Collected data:
═══

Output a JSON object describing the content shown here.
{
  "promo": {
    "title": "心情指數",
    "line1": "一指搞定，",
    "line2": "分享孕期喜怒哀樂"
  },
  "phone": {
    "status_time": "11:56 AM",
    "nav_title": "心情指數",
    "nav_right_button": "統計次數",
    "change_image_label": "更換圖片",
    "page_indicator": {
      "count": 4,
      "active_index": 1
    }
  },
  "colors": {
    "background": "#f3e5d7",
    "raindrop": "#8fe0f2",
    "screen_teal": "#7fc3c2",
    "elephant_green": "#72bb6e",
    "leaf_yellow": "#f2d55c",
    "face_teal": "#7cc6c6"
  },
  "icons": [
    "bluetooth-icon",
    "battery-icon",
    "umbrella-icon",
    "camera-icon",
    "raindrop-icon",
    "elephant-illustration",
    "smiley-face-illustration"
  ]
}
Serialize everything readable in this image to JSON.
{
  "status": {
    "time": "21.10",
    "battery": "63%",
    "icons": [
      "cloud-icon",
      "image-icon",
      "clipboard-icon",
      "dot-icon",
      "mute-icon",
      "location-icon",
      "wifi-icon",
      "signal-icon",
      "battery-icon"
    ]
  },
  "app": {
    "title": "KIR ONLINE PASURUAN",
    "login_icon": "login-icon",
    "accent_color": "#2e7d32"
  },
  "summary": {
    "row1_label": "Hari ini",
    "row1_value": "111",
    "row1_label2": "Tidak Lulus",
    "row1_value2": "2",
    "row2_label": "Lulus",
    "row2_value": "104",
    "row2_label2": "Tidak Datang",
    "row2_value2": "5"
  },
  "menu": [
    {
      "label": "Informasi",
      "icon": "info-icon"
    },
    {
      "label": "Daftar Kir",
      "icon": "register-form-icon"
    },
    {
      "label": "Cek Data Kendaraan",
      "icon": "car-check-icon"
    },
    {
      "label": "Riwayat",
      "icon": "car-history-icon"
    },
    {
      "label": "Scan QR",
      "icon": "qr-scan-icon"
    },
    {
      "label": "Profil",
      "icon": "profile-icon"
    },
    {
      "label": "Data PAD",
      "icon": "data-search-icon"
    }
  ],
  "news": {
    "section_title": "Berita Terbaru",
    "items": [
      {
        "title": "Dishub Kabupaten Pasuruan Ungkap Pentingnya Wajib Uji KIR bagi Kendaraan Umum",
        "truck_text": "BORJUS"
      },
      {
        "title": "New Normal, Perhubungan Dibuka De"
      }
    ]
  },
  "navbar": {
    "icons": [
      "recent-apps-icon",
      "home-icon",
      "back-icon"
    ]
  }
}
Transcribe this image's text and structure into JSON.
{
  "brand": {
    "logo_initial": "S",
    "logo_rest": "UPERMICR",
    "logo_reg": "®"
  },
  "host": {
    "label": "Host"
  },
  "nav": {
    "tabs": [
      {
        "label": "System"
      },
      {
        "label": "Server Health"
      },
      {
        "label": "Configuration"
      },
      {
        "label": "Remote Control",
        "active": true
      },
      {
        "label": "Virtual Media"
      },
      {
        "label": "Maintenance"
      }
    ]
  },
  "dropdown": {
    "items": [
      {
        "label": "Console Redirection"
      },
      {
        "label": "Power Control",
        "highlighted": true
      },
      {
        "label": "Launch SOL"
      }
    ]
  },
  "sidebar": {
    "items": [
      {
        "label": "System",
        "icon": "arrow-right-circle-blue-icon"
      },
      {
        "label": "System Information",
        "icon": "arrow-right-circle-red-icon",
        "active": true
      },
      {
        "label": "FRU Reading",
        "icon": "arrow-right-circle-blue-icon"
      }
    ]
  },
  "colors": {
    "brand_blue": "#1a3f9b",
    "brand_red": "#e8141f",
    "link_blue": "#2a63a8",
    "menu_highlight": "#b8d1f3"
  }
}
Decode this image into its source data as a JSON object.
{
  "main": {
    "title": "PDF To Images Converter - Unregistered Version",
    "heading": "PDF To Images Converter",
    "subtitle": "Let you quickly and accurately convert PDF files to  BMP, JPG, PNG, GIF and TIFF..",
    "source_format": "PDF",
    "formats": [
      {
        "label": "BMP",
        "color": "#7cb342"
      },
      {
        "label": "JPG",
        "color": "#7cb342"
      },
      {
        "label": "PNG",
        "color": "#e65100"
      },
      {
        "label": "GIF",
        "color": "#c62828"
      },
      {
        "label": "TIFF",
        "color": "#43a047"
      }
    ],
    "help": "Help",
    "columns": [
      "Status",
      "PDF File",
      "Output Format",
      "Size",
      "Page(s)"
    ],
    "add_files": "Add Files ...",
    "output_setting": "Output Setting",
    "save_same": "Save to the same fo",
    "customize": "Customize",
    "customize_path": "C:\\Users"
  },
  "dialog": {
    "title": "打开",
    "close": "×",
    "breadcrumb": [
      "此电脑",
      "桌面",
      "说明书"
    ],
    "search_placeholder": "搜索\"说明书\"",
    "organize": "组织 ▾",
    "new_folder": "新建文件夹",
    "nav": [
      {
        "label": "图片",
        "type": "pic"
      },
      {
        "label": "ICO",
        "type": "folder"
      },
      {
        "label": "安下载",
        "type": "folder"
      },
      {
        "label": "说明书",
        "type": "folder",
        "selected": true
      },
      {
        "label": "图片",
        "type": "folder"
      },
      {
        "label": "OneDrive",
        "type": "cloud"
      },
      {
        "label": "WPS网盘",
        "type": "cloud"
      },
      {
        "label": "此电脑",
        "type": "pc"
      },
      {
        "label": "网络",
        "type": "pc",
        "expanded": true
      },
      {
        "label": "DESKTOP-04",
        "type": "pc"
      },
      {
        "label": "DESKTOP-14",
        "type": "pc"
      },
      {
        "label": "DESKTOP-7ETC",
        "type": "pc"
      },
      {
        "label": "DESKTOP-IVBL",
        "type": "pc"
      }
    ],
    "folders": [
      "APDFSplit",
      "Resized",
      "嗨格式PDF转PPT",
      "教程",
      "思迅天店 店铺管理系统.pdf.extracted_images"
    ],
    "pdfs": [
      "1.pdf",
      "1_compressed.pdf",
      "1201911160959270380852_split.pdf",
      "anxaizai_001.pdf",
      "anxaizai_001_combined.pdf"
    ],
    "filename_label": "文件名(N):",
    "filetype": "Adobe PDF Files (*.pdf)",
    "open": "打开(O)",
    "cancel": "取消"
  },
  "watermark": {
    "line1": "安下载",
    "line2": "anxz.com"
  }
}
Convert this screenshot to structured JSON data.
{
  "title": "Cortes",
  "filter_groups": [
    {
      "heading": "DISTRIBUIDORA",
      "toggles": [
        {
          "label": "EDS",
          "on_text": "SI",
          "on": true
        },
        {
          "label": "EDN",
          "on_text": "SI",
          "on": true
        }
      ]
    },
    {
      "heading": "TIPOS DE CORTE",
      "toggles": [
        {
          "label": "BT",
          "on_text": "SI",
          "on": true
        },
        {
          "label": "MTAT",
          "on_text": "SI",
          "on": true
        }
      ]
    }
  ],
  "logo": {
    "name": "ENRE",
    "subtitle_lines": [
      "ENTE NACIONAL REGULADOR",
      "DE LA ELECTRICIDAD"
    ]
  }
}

═══

» EXERCISE
Please return the data above exactly as given.

» EXPECTED ANSWER
Output a JSON object describing the content shown here.
{
  "promo": {
    "title": "心情指數",
    "line1": "一指搞定，",
    "line2": "分享孕期喜怒哀樂"
  },
  "phone": {
    "status_time": "11:56 AM",
    "nav_title": "心情指數",
    "nav_right_button": "統計次數",
    "change_image_label": "更換圖片",
    "page_indicator": {
      "count": 4,
      "active_index": 1
    }
  },
  "colors": {
    "background": "#f3e5d7",
    "raindrop": "#8fe0f2",
    "screen_teal": "#7fc3c2",
    "elephant_green": "#72bb6e",
    "leaf_yellow": "#f2d55c",
    "face_teal": "#7cc6c6"
  },
  "icons": [
    "bluetooth-icon",
    "battery-icon",
    "umbrella-icon",
    "camera-icon",
    "raindrop-icon",
    "elephant-illustration",
    "smiley-face-illustration"
  ]
}
Serialize everything readable in this image to JSON.
{
  "status": {
    "time": "21.10",
    "battery": "63%",
    "icons": [
      "cloud-icon",
      "image-icon",
      "clipboard-icon",
      "dot-icon",
      "mute-icon",
      "location-icon",
      "wifi-icon",
      "signal-icon",
      "battery-icon"
    ]
  },
  "app": {
    "title": "KIR ONLINE PASURUAN",
    "login_icon": "login-icon",
    "accent_color": "#2e7d32"
  },
  "summary": {
    "row1_label": "Hari ini",
    "row1_value": "111",
    "row1_label2": "Tidak Lulus",
    "row1_value2": "2",
    "row2_label": "Lulus",
    "row2_value": "104",
    "row2_label2": "Tidak Datang",
    "row2_value2": "5"
  },
  "menu": [
    {
      "label": "Informasi",
      "icon": "info-icon"
    },
    {
      "label": "Daftar Kir",
      "icon": "register-form-icon"
    },
    {
      "label": "Cek Data Kendaraan",
      "icon": "car-check-icon"
    },
    {
      "label": "Riwayat",
      "icon": "car-history-icon"
    },
    {
      "label": "Scan QR",
      "icon": "qr-scan-icon"
    },
    {
      "label": "Profil",
      "icon": "profile-icon"
    },
    {
      "label": "Data PAD",
      "icon": "data-search-icon"
    }
  ],
  "news": {
    "section_title": "Berita Terbaru",
    "items": [
      {
        "title": "Dishub Kabupaten Pasuruan Ungkap Pentingnya Wajib Uji KIR bagi Kendaraan Umum",
        "truck_text": "BORJUS"
      },
      {
        "title": "New Normal, Perhubungan Dibuka De"
      }
    ]
  },
  "navbar": {
    "icons": [
      "recent-apps-icon",
      "home-icon",
      "back-icon"
    ]
  }
}
Transcribe this image's text and structure into JSON.
{
  "brand": {
    "logo_initial": "S",
    "logo_rest": "UPERMICR",
    "logo_reg": "®"
  },
  "host": {
    "label": "Host"
  },
  "nav": {
    "tabs": [
      {
        "label": "System"
      },
      {
        "label": "Server Health"
      },
      {
        "label": "Configuration"
      },
      {
        "label": "Remote Control",
        "active": true
      },
      {
        "label": "Virtual Media"
      },
      {
        "label": "Maintenance"
      }
    ]
  },
  "dropdown": {
    "items": [
      {
        "label": "Console Redirection"
      },
      {
        "label": "Power Control",
        "highlighted": true
      },
      {
        "label": "Launch SOL"
      }
    ]
  },
  "sidebar": {
    "items": [
      {
        "label": "System",
        "icon": "arrow-right-circle-blue-icon"
      },
      {
        "label": "System Information",
        "icon": "arrow-right-circle-red-icon",
        "active": true
      },
      {
        "label": "FRU Reading",
        "icon": "arrow-right-circle-blue-icon"
      }
    ]
  },
  "colors": {
    "brand_blue": "#1a3f9b",
    "brand_red": "#e8141f",
    "link_blue": "#2a63a8",
    "menu_highlight": "#b8d1f3"
  }
}
Decode this image into its source data as a JSON object.
{
  "main": {
    "title": "PDF To Images Converter - Unregistered Version",
    "heading": "PDF To Images Converter",
    "subtitle": "Let you quickly and accurately convert PDF files to  BMP, JPG, PNG, GIF and TIFF..",
    "source_format": "PDF",
    "formats": [
      {
        "label": "BMP",
        "color": "#7cb342"
      },
      {
        "label": "JPG",
        "color": "#7cb342"
      },
      {
        "label": "PNG",
        "color": "#e65100"
      },
      {
        "label": "GIF",
        "color": "#c62828"
      },
      {
        "label": "TIFF",
        "color": "#43a047"
      }
    ],
    "help": "Help",
    "columns": [
      "Status",
      "PDF File",
      "Output Format",
      "Size",
      "Page(s)"
    ],
    "add_files": "Add Files ...",
    "output_setting": "Output Setting",
    "save_same": "Save to the same fo",
    "customize": "Customize",
    "customize_path": "C:\\Users"
  },
  "dialog": {
    "title": "打开",
    "close": "×",
    "breadcrumb": [
      "此电脑",
      "桌面",
      "说明书"
    ],
    "search_placeholder": "搜索\"说明书\"",
    "organize": "组织 ▾",
    "new_folder": "新建文件夹",
    "nav": [
      {
        "label": "图片",
        "type": "pic"
      },
      {
        "label": "ICO",
        "type": "folder"
      },
      {
        "label": "安下载",
        "type": "folder"
      },
      {
        "label": "说明书",
        "type": "folder",
        "selected": true
      },
      {
        "label": "图片",
        "type": "folder"
      },
      {
        "label": "OneDrive",
        "type": "cloud"
      },
      {
        "label": "WPS网盘",
        "type": "cloud"
      },
      {
        "label": "此电脑",
        "type": "pc"
      },
      {
        "label": "网络",
        "type": "pc",
        "expanded": true
      },
      {
        "label": "DESKTOP-04",
        "type": "pc"
      },
      {
        "label": "DESKTOP-14",
        "type": "pc"
      },
      {
        "label": "DESKTOP-7ETC",
        "type": "pc"
      },
      {
        "label": "DESKTOP-IVBL",
        "type": "pc"
      }
    ],
    "folders": [
      "APDFSplit",
      "Resized",
      "嗨格式PDF转PPT",
      "教程",
      "思迅天店 店铺管理系统.pdf.extracted_images"
    ],
    "pdfs": [
      "1.pdf",
      "1_compressed.pdf",
      "1201911160959270380852_split.pdf",
      "anxaizai_001.pdf",
      "anxaizai_001_combined.pdf"
    ],
    "filename_label": "文件名(N):",
    "filetype": "Adobe PDF Files (*.pdf)",
    "open": "打开(O)",
    "cancel": "取消"
  },
  "watermark": {
    "line1": "安下载",
    "line2": "anxz.com"
  }
}
Convert this screenshot to structured JSON data.
{
  "title": "Cortes",
  "filter_groups": [
    {
      "heading": "DISTRIBUIDORA",
      "toggles": [
        {
          "label": "EDS",
          "on_text": "SI",
          "on": true
        },
        {
          "label": "EDN",
          "on_text": "SI",
          "on": true
        }
      ]
    },
    {
      "heading": "TIPOS DE CORTE",
      "toggles": [
        {
          "label": "BT",
          "on_text": "SI",
          "on": true
        },
        {
          "label": "MTAT",
          "on_text": "SI",
          "on": true
        }
      ]
    }
  ],
  "logo": {
    "name": "ENRE",
    "subtitle_lines": [
      "ENTE NACIONAL REGULADOR",
      "DE LA ELECTRICIDAD"
    ]
  }
}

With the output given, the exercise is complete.